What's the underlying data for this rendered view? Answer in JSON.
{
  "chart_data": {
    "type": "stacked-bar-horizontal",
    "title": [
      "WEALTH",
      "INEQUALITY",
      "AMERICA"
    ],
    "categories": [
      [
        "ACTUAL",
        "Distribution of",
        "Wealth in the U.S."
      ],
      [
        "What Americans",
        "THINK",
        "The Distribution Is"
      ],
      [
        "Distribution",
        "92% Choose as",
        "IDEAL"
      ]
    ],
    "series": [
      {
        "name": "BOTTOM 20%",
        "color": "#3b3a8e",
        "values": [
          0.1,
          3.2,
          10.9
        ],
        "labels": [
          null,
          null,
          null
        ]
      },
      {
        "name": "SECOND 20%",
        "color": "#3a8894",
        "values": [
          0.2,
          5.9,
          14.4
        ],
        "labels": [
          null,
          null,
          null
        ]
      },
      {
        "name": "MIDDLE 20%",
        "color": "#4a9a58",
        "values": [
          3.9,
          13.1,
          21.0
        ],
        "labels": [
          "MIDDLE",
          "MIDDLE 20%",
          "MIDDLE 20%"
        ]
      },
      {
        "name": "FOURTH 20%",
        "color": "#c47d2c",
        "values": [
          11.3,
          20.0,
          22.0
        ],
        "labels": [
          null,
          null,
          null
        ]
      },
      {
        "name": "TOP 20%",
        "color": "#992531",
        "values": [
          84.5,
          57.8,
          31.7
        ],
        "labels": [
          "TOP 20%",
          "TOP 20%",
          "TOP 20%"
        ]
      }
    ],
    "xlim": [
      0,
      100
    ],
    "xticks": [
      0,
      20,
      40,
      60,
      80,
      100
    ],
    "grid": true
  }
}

++++++++

▶ _Challenge_: Gather all the lines that include the word "name" and copy them out.

▶ _Exercise result_:
        "name": "BOTTOM 20%",
        "name": "SECOND 20%",
        "name": "MIDDLE 20%",
        "name": "FOURTH 20%",
        "name": "TOP 20%",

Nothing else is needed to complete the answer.